---------- SOURCE TEXT ----------

I read with amusement your report (Evening Post Sept 17th, p6) of three arrests after drugs were found... in a pub! A pub is, of course, a place where sale and consumption of drugs is normal practice - the only difference being that alcohol and tobacco and caffeine are legal drugs. Nothing else could the hypocrisy of the state's "war on drugs" better than arresting people for having illegal drugs in a place where legal drugs are regularly sold and consumed! Or should that be the "war on some drugs"?
This War on Drugs is a war that has provided the government with an ever greater pretext for invading the liberty of the British people, and yet seems to be a war with very few victories. If the goal of the War on Drugs is to reduce drug use then it has been an abject failure. In 1955 The Times reported that there were only 317 addicts to "manufactured" drugs in the whole of Britain, and that only 15% were dependent on heroin. That is a national total of just 47.5 heroin addicts! Yet after more than 50 and billions of taxpayers' pounds, this year the Serious Organised Crime Agency reported that there are 74,000 "problem drug users" in London - one person in every 100 people has a drug problem in the capital - and an estimated million users of cocaine alone in the whole country. The War on Drugs has not reduced drug usage, and therefore not reduced drug dealing, then. On the contrary, these things occur more than ever, So criminalisation has been a total failure.
As a Libertarian I believe that adults should be at liberty to do as they choose with their persons and property, or that of consenting others - the only legitimate role that the government has, if any at all, is to protect this liberty by enforcing laws against force, fraud and theft. It is not the government's job to prosecute people for crimes in which the only victim is the criminal himself, so the Libertarian Party would decriminalise drugs so they can be provided on the same basis as alcohol now is. Before labelling this policy ridiculous, let me leave you with a thought on Nottingham's recent history: This year, over the May bank holiday weekend, a father of two was shot dead in an Alley in the Lace Market. The victim was identified (Evening Post 26th of May) as Bernard Langton, 27. According to Hoods author Carl Fellstrom, criminal gangs seem to think of pubs and clubs in the Lace Market almost as their own offices. Bernard Langton, Fellstrom tells us in Nottingham Magazine LeftLion, was originally from Liverpool, but moved to Nottingham "some years ago where he had become involved in the highly profitable distribution of drugs across the city." Sometime in the first couple of hours of the 26th of May he entered a club. A fight broke out. Gunshots rang out. The gun men pursued him down the Lace market streets, and shot him in the back.
The relevance of this? Well, just ask yourselves, would Gangs be using Lace Market pubs and clubs as offices, would Bernard Langton have been lying, dying in an alley at two in the morning, would his children be orphans, if becoming "involved in the highly profitable distribution of drugs across the city" meant getting a job on the counters at Boots, a company that was selling heroin legally in the early years of the last century?
4 Comments:
Well said.
Prohibition has always lead to the prohibited good being sold by people who have no problem with breaking the law to begin with; no wonder drugs are so closely associated with violent crime!

----------

TASK PROMPT:
Answer these questions from the letter:
1. How many addicts to "manufactured" drugs did The Times report in Britain in 1955?
2. Where was Bernard Langton originally from?
3. Which company sold heroin legally in the early years of the last century?
The items that follow have no connection to the letter.

---------- PROVIDED MATERIAL ----------

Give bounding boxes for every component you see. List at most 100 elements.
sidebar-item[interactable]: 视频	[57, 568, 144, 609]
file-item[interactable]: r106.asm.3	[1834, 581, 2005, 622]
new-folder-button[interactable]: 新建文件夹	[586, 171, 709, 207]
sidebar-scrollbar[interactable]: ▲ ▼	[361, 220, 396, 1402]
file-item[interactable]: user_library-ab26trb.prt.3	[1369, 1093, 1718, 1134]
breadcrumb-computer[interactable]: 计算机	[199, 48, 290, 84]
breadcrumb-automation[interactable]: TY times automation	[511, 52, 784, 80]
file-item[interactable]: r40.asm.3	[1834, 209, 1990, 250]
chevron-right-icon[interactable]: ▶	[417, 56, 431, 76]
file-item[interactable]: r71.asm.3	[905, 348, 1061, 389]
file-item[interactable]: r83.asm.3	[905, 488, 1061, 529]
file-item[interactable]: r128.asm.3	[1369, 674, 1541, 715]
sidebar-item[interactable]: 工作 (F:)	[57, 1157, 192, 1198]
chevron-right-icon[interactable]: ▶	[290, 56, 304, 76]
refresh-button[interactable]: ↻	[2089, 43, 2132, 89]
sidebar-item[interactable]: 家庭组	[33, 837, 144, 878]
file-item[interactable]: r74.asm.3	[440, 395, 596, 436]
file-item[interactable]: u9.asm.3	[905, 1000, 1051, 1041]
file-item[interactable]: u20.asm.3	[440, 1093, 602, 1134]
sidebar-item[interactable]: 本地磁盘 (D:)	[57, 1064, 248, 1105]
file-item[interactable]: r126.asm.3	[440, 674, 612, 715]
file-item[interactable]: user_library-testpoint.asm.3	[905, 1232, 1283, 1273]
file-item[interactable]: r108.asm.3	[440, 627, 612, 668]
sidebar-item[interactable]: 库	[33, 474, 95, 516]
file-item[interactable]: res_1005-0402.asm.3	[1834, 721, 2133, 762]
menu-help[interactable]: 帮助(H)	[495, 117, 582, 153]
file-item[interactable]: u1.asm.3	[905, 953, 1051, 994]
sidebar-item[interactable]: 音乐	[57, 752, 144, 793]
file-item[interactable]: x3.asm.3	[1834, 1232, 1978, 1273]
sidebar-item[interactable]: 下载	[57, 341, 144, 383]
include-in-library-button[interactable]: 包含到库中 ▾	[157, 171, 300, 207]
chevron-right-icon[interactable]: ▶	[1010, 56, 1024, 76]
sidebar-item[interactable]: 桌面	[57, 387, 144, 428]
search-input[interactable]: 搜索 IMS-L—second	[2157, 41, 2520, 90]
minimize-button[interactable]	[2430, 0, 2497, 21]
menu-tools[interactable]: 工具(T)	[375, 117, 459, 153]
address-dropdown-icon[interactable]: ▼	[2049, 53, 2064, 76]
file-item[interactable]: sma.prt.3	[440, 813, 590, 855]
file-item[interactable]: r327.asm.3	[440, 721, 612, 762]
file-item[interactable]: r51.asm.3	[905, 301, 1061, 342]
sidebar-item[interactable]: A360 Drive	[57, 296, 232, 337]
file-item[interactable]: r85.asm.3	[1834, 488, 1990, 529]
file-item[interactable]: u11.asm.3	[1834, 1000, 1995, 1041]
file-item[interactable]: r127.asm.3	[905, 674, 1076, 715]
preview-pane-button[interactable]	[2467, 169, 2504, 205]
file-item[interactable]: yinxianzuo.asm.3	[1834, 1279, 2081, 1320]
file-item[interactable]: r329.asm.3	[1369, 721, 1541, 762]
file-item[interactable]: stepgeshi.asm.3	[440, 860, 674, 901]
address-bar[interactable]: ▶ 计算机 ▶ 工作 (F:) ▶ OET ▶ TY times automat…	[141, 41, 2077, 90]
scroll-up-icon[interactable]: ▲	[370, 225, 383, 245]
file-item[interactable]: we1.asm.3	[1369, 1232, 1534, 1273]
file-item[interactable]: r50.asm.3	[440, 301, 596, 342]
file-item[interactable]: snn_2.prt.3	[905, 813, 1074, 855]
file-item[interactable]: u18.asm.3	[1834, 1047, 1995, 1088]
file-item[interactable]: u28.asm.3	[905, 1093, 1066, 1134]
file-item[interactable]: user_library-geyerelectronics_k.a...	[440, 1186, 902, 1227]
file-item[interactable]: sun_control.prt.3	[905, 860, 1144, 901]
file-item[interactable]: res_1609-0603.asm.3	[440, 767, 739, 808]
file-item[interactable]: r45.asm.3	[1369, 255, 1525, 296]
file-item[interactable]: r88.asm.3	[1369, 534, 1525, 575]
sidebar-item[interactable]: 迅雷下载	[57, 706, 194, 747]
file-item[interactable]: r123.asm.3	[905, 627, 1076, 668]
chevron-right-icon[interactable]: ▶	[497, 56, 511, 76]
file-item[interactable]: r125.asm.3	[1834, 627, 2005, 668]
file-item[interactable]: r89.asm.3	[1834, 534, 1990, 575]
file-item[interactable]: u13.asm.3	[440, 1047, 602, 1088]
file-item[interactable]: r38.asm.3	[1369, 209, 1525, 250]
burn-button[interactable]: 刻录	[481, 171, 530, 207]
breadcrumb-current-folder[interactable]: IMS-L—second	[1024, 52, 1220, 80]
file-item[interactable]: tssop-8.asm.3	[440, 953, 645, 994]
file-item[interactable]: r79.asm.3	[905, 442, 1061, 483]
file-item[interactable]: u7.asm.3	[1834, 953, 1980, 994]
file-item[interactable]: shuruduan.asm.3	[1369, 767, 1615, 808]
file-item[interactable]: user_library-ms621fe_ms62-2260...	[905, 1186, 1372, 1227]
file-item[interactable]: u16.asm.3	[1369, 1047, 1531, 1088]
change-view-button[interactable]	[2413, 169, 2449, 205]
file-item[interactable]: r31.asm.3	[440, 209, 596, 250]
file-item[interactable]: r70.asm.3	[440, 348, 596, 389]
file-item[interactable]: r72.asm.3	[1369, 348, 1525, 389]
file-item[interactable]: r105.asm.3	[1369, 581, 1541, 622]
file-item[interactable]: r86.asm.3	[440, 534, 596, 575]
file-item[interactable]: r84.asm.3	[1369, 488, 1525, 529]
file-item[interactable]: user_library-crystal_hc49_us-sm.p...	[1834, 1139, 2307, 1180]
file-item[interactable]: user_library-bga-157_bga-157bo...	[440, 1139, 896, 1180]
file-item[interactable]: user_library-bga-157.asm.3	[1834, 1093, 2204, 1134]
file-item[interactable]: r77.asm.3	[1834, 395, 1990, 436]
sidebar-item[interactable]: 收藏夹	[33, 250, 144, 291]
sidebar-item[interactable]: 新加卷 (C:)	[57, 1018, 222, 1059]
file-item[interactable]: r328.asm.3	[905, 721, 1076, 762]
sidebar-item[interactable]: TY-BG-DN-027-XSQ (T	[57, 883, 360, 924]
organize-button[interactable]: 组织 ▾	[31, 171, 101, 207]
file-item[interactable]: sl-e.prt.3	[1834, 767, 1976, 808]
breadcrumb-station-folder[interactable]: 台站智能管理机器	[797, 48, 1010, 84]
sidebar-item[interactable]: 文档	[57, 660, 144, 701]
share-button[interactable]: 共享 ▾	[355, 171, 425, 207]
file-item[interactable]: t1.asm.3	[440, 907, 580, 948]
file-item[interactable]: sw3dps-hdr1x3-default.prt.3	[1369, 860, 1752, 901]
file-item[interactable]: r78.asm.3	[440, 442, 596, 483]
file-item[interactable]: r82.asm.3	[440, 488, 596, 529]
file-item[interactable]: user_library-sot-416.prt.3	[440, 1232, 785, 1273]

----------

ANSWER:
1. 317
2. Liverpool
3. Boots